§ **Work to complete**:
Reproduce the listing below in its entirety. Change nothing.

§ **Data provided**:
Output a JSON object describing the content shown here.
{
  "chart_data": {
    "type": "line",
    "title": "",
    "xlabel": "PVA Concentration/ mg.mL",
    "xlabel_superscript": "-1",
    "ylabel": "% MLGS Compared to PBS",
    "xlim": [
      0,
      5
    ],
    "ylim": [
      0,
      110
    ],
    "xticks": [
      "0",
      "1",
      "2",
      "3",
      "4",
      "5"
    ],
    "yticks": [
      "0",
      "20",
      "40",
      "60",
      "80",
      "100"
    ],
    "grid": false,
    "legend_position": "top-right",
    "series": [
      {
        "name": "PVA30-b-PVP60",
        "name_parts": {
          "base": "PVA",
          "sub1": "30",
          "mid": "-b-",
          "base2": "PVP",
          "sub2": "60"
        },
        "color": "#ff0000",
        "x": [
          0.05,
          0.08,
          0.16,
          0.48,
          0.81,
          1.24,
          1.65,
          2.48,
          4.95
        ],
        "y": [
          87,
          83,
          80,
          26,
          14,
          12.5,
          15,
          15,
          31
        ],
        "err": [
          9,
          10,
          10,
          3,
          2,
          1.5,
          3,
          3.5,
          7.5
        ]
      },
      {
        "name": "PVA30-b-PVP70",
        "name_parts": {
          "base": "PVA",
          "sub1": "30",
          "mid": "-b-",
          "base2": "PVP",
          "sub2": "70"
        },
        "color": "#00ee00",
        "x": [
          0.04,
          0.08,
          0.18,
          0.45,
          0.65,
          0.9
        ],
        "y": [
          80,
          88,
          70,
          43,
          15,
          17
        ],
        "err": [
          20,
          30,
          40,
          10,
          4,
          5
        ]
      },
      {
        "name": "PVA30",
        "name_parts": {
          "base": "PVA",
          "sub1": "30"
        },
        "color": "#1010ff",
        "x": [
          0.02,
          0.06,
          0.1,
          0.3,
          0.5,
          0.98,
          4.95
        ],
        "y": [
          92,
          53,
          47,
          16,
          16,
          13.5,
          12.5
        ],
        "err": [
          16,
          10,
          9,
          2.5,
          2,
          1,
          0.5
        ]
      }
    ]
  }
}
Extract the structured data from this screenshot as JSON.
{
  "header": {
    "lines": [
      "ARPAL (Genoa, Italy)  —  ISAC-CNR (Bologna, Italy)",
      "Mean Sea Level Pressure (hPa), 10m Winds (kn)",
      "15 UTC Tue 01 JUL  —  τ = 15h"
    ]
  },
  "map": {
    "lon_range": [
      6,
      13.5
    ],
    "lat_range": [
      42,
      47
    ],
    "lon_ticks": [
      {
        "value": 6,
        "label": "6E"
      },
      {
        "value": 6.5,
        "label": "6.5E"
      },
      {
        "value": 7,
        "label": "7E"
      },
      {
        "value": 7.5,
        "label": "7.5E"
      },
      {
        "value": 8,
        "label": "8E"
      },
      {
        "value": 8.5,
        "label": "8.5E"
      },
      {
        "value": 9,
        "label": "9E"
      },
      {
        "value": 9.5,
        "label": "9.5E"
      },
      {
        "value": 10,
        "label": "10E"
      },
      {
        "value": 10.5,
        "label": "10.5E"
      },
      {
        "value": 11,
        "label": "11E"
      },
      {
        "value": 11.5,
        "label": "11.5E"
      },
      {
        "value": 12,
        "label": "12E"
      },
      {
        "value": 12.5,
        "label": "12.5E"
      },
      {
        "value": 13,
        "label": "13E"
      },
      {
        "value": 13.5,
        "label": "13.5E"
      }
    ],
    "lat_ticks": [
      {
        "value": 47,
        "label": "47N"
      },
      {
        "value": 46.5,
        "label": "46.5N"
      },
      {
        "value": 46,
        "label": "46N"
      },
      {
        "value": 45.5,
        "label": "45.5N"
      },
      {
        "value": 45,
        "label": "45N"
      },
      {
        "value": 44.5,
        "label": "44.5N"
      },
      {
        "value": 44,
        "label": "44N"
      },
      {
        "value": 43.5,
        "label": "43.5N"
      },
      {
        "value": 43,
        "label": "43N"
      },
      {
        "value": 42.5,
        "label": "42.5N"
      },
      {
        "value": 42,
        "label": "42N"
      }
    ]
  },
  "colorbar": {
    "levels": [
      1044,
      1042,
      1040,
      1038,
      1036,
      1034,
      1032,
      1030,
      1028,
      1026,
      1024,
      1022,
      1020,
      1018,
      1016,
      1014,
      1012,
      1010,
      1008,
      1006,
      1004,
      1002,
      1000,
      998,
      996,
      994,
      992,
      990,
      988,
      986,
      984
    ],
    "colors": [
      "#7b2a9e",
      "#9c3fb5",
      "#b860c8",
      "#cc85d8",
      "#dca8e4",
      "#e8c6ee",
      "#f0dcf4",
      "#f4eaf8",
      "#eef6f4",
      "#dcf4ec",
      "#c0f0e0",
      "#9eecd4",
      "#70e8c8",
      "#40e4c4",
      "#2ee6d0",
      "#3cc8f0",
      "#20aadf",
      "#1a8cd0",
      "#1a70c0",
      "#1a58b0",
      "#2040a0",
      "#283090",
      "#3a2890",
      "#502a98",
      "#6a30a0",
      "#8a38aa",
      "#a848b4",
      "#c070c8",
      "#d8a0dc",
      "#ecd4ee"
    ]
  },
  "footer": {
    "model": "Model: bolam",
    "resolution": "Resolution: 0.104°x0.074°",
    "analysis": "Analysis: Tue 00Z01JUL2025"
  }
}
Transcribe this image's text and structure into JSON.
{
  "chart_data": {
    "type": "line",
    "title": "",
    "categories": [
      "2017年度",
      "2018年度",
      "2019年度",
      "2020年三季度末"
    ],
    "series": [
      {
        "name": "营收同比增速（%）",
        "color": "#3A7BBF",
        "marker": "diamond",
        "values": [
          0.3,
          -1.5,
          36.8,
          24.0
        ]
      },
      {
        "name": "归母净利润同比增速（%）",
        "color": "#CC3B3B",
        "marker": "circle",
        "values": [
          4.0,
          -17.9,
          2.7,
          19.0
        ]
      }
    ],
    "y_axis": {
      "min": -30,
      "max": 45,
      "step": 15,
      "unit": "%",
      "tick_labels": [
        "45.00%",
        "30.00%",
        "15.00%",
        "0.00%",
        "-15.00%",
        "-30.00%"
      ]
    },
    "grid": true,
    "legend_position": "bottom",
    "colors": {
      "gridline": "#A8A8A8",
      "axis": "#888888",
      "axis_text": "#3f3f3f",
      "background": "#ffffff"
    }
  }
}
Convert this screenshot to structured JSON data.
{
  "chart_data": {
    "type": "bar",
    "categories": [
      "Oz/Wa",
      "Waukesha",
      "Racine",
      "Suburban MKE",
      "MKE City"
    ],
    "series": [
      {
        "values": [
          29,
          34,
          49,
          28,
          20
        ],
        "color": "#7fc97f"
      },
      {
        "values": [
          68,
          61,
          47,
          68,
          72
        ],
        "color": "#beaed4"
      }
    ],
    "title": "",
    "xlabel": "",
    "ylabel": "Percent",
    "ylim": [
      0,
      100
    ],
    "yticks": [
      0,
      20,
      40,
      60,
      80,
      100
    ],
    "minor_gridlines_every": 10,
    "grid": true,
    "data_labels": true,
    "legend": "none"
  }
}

§ **Finished task**:
Output a JSON object describing the content shown here.
{
  "chart_data": {
    "type": "line",
    "title": "",
    "xlabel": "PVA Concentration/ mg.mL",
    "xlabel_superscript": "-1",
    "ylabel": "% MLGS Compared to PBS",
    "xlim": [
      0,
      5
    ],
    "ylim": [
      0,
      110
    ],
    "xticks": [
      "0",
      "1",
      "2",
      "3",
      "4",
      "5"
    ],
    "yticks": [
      "0",
      "20",
      "40",
      "60",
      "80",
      "100"
    ],
    "grid": false,
    "legend_position": "top-right",
    "series": [
      {
        "name": "PVA30-b-PVP60",
        "name_parts": {
          "base": "PVA",
          "sub1": "30",
          "mid": "-b-",
          "base2": "PVP",
          "sub2": "60"
        },
        "color": "#ff0000",
        "x": [
          0.05,
          0.08,
          0.16,
          0.48,
          0.81,
          1.24,
          1.65,
          2.48,
          4.95
        ],
        "y": [
          87,
          83,
          80,
          26,
          14,
          12.5,
          15,
          15,
          31
        ],
        "err": [
          9,
          10,
          10,
          3,
          2,
          1.5,
          3,
          3.5,
          7.5
        ]
      },
      {
        "name": "PVA30-b-PVP70",
        "name_parts": {
          "base": "PVA",
          "sub1": "30",
          "mid": "-b-",
          "base2": "PVP",
          "sub2": "70"
        },
        "color": "#00ee00",
        "x": [
          0.04,
          0.08,
          0.18,
          0.45,
          0.65,
          0.9
        ],
        "y": [
          80,
          88,
          70,
          43,
          15,
          17
        ],
        "err": [
          20,
          30,
          40,
          10,
          4,
          5
        ]
      },
      {
        "name": "PVA30",
        "name_parts": {
          "base": "PVA",
          "sub1": "30"
        },
        "color": "#1010ff",
        "x": [
          0.02,
          0.06,
          0.1,
          0.3,
          0.5,
          0.98,
          4.95
        ],
        "y": [
          92,
          53,
          47,
          16,
          16,
          13.5,
          12.5
        ],
        "err": [
          16,
          10,
          9,
          2.5,
          2,
          1,
          0.5
        ]
      }
    ]
  }
}
Extract the structured data from this screenshot as JSON.
{
  "header": {
    "lines": [
      "ARPAL (Genoa, Italy)  —  ISAC-CNR (Bologna, Italy)",
      "Mean Sea Level Pressure (hPa), 10m Winds (kn)",
      "15 UTC Tue 01 JUL  —  τ = 15h"
    ]
  },
  "map": {
    "lon_range": [
      6,
      13.5
    ],
    "lat_range": [
      42,
      47
    ],
    "lon_ticks": [
      {
        "value": 6,
        "label": "6E"
      },
      {
        "value": 6.5,
        "label": "6.5E"
      },
      {
        "value": 7,
        "label": "7E"
      },
      {
        "value": 7.5,
        "label": "7.5E"
      },
      {
        "value": 8,
        "label": "8E"
      },
      {
        "value": 8.5,
        "label": "8.5E"
      },
      {
        "value": 9,
        "label": "9E"
      },
      {
        "value": 9.5,
        "label": "9.5E"
      },
      {
        "value": 10,
        "label": "10E"
      },
      {
        "value": 10.5,
        "label": "10.5E"
      },
      {
        "value": 11,
        "label": "11E"
      },
      {
        "value": 11.5,
        "label": "11.5E"
      },
      {
        "value": 12,
        "label": "12E"
      },
      {
        "value": 12.5,
        "label": "12.5E"
      },
      {
        "value": 13,
        "label": "13E"
      },
      {
        "value": 13.5,
        "label": "13.5E"
      }
    ],
    "lat_ticks": [
      {
        "value": 47,
        "label": "47N"
      },
      {
        "value": 46.5,
        "label": "46.5N"
      },
      {
        "value": 46,
        "label": "46N"
      },
      {
        "value": 45.5,
        "label": "45.5N"
      },
      {
        "value": 45,
        "label": "45N"
      },
      {
        "value": 44.5,
        "label": "44.5N"
      },
      {
        "value": 44,
        "label": "44N"
      },
      {
        "value": 43.5,
        "label": "43.5N"
      },
      {
        "value": 43,
        "label": "43N"
      },
      {
        "value": 42.5,
        "label": "42.5N"
      },
      {
        "value": 42,
        "label": "42N"
      }
    ]
  },
  "colorbar": {
    "levels": [
      1044,
      1042,
      1040,
      1038,
      1036,
      1034,
      1032,
      1030,
      1028,
      1026,
      1024,
      1022,
      1020,
      1018,
      1016,
      1014,
      1012,
      1010,
      1008,
      1006,
      1004,
      1002,
      1000,
      998,
      996,
      994,
      992,
      990,
      988,
      986,
      984
    ],
    "colors": [
      "#7b2a9e",
      "#9c3fb5",
      "#b860c8",
      "#cc85d8",
      "#dca8e4",
      "#e8c6ee",
      "#f0dcf4",
      "#f4eaf8",
      "#eef6f4",
      "#dcf4ec",
      "#c0f0e0",
      "#9eecd4",
      "#70e8c8",
      "#40e4c4",
      "#2ee6d0",
      "#3cc8f0",
      "#20aadf",
      "#1a8cd0",
      "#1a70c0",
      "#1a58b0",
      "#2040a0",
      "#283090",
      "#3a2890",
      "#502a98",
      "#6a30a0",
      "#8a38aa",
      "#a848b4",
      "#c070c8",
      "#d8a0dc",
      "#ecd4ee"
    ]
  },
  "footer": {
    "model": "Model: bolam",
    "resolution": "Resolution: 0.104°x0.074°",
    "analysis": "Analysis: Tue 00Z01JUL2025"
  }
}
Transcribe this image's text and structure into JSON.
{
  "chart_data": {
    "type": "line",
    "title": "",
    "categories": [
      "2017年度",
      "2018年度",
      "2019年度",
      "2020年三季度末"
    ],
    "series": [
      {
        "name": "营收同比增速（%）",
        "color": "#3A7BBF",
        "marker": "diamond",
        "values": [
          0.3,
          -1.5,
          36.8,
          24.0
        ]
      },
      {
        "name": "归母净利润同比增速（%）",
        "color": "#CC3B3B",
        "marker": "circle",
        "values": [
          4.0,
          -17.9,
          2.7,
          19.0
        ]
      }
    ],
    "y_axis": {
      "min": -30,
      "max": 45,
      "step": 15,
      "unit": "%",
      "tick_labels": [
        "45.00%",
        "30.00%",
        "15.00%",
        "0.00%",
        "-15.00%",
        "-30.00%"
      ]
    },
    "grid": true,
    "legend_position": "bottom",
    "colors": {
      "gridline": "#A8A8A8",
      "axis": "#888888",
      "axis_text": "#3f3f3f",
      "background": "#ffffff"
    }
  }
}
Convert this screenshot to structured JSON data.
{
  "chart_data": {
    "type": "bar",
    "categories": [
      "Oz/Wa",
      "Waukesha",
      "Racine",
      "Suburban MKE",
      "MKE City"
    ],
    "series": [
      {
        "values": [
          29,
          34,
          49,
          28,
          20
        ],
        "color": "#7fc97f"
      },
      {
        "values": [
          68,
          61,
          47,
          68,
          72
        ],
        "color": "#beaed4"
      }
    ],
    "title": "",
    "xlabel": "",
    "ylabel": "Percent",
    "ylim": [
      0,
      100
    ],
    "yticks": [
      0,
      20,
      40,
      60,
      80,
      100
    ],
    "minor_gridlines_every": 10,
    "grid": true,
    "data_labels": true,
    "legend": "none"
  }
}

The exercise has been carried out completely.